# PROVIDED DATA
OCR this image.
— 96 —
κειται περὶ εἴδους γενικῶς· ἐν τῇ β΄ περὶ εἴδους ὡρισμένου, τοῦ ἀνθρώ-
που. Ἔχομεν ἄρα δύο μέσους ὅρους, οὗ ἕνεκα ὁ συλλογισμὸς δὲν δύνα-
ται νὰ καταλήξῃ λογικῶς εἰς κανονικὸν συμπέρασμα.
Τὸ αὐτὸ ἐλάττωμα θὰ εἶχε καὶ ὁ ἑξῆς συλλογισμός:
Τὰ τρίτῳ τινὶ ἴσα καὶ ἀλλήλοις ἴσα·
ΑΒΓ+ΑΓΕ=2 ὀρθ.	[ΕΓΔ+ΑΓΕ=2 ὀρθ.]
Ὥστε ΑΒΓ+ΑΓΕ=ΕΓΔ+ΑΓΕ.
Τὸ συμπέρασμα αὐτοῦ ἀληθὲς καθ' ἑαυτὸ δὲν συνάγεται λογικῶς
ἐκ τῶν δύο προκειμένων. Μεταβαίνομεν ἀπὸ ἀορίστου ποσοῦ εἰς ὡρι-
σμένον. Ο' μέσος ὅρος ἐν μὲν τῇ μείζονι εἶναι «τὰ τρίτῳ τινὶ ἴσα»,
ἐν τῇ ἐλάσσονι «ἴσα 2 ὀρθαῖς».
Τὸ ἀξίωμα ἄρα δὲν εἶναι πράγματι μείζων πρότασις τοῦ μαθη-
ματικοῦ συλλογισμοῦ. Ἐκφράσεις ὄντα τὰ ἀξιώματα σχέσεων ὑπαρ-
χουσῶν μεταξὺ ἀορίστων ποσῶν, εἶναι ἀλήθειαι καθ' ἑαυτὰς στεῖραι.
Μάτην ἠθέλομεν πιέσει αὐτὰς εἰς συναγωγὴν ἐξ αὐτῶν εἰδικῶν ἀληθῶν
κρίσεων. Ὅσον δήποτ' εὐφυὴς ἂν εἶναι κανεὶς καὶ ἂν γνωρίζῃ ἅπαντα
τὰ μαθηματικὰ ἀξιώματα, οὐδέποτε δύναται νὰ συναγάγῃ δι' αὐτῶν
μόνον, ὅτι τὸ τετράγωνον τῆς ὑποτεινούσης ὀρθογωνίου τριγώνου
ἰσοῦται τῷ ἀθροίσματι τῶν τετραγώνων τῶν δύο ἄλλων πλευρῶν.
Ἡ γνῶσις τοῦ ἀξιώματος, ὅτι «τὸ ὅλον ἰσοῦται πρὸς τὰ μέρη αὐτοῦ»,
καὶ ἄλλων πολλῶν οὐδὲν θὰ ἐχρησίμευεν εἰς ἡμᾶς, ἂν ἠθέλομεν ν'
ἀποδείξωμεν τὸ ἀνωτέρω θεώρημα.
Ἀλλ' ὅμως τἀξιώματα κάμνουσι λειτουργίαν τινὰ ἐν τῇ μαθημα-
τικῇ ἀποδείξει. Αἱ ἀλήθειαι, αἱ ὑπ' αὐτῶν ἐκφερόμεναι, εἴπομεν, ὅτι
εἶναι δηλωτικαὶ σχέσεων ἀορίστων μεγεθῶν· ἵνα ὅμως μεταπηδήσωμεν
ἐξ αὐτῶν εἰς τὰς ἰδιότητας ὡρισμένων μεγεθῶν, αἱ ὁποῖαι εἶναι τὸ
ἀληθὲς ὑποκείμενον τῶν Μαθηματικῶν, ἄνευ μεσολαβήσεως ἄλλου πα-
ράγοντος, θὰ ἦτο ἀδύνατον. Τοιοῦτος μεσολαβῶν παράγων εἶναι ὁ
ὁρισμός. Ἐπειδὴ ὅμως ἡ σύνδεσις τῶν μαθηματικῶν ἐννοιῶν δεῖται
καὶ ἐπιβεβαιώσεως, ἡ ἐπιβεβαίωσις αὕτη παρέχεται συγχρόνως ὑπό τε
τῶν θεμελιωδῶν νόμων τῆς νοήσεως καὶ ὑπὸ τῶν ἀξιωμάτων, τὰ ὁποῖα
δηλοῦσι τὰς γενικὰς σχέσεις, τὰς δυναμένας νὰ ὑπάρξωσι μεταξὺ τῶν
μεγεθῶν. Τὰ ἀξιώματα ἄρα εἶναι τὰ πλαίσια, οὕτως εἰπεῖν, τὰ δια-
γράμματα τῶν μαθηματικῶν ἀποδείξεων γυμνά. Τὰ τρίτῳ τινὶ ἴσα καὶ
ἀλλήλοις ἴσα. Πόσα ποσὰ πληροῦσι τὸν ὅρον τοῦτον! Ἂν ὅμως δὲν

# BRIEF
Out of the preceding entries, pull every line containing the string "ἀλήθειαι".

# RESULT FOR THIS EXERCISE
χουσῶν μεταξὺ ἀορίστων ποσῶν, εἶναι ἀλήθειαι καθ' ἑαυτὰς στεῖραι.
τικῇ ἀποδείξει. Αἱ ἀλήθειαι, αἱ ὑπ' αὐτῶν ἐκφερόμεναι, εἴπομεν, ὅτι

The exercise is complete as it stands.